• Written exercise: Where a line in the listing below contains the word "processing", copy that line.

• Task inputs:
━━━━━━━━
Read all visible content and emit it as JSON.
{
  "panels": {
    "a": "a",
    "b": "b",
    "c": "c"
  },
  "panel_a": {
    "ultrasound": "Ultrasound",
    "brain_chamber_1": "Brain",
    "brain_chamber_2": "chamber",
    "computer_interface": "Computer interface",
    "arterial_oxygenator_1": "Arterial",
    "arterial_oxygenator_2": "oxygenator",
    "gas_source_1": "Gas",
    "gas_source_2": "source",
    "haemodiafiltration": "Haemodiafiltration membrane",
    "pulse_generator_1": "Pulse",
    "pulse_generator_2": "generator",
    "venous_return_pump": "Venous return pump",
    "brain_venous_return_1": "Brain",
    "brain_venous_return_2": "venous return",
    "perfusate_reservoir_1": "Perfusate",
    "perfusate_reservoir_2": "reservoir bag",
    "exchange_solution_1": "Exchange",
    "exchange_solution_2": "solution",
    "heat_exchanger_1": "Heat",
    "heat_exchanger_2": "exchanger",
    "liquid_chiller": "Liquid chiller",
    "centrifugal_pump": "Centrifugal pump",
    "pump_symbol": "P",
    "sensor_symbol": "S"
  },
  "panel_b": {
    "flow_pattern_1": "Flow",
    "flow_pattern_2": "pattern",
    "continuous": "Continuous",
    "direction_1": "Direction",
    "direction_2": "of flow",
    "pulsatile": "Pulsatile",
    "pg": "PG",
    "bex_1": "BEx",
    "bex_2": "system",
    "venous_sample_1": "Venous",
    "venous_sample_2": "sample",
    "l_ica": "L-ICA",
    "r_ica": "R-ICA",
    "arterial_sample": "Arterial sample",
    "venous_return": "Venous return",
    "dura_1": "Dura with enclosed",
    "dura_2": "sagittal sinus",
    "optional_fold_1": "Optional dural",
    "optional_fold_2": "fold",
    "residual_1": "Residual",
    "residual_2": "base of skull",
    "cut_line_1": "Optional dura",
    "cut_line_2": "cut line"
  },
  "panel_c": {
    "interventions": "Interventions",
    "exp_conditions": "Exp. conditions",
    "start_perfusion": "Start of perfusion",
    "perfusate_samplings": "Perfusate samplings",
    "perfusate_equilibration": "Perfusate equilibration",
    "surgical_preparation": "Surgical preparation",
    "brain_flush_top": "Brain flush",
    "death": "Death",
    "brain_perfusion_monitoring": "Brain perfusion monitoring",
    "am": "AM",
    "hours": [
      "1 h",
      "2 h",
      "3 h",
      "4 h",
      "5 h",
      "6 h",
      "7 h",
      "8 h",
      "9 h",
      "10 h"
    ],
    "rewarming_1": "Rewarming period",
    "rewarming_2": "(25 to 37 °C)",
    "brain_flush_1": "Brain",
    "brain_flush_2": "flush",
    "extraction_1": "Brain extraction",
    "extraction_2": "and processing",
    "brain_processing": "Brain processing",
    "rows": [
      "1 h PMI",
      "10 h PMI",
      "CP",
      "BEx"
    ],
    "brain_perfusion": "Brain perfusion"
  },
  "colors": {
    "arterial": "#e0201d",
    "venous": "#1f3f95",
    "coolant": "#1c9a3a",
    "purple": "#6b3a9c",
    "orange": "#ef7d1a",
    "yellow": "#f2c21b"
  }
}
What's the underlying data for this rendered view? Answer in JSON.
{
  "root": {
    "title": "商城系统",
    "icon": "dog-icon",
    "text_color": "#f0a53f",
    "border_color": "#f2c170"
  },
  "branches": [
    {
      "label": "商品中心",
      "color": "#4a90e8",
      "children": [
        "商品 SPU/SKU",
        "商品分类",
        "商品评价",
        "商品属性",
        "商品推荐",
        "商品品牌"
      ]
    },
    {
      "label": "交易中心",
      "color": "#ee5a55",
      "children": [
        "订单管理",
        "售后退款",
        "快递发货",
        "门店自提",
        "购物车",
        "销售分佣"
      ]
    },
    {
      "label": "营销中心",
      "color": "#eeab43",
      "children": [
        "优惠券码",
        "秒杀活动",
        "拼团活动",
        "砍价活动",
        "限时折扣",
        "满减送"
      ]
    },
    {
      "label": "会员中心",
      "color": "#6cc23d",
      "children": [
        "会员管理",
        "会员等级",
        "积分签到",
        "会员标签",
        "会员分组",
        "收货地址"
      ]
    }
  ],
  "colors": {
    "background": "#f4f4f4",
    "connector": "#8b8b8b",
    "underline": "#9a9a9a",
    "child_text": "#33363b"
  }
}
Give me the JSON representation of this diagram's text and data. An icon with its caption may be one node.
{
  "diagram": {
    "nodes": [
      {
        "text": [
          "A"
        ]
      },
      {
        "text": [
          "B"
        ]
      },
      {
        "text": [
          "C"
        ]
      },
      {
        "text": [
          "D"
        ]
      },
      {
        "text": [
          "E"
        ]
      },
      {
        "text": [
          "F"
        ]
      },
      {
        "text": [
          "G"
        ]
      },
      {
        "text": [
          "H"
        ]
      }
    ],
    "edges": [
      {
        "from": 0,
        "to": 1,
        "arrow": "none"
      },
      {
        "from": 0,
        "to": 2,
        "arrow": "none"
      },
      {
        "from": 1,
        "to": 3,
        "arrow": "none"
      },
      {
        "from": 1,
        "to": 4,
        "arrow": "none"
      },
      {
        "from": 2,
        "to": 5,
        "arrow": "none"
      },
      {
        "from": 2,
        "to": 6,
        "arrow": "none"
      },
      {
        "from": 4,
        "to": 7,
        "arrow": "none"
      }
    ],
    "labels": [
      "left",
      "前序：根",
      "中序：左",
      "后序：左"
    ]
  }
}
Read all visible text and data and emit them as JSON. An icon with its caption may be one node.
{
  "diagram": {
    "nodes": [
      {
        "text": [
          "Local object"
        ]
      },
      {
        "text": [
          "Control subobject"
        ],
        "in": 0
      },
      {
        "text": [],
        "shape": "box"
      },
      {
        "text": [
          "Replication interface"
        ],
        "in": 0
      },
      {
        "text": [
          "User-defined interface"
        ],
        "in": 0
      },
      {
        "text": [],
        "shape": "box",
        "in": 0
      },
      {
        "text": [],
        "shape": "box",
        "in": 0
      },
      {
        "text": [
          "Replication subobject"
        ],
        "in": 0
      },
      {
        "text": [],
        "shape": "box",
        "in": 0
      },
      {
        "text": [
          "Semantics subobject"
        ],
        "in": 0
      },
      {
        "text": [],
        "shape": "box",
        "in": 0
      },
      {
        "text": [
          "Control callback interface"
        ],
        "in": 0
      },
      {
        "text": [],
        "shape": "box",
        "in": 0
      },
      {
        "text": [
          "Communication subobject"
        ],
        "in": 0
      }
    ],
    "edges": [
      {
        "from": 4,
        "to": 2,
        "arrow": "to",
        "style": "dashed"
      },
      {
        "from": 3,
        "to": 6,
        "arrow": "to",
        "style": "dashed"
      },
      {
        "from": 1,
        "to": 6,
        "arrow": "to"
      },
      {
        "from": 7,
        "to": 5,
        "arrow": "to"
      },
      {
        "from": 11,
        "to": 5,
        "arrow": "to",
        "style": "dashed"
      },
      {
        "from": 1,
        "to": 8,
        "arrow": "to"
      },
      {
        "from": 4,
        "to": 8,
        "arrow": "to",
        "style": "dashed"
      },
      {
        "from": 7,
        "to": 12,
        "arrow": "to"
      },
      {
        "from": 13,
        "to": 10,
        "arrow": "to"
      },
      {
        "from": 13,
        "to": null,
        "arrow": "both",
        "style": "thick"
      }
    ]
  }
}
━━━━━━━━
• Solution for this task:
    "extraction_2": "and processing",
    "brain_processing": "Brain processing",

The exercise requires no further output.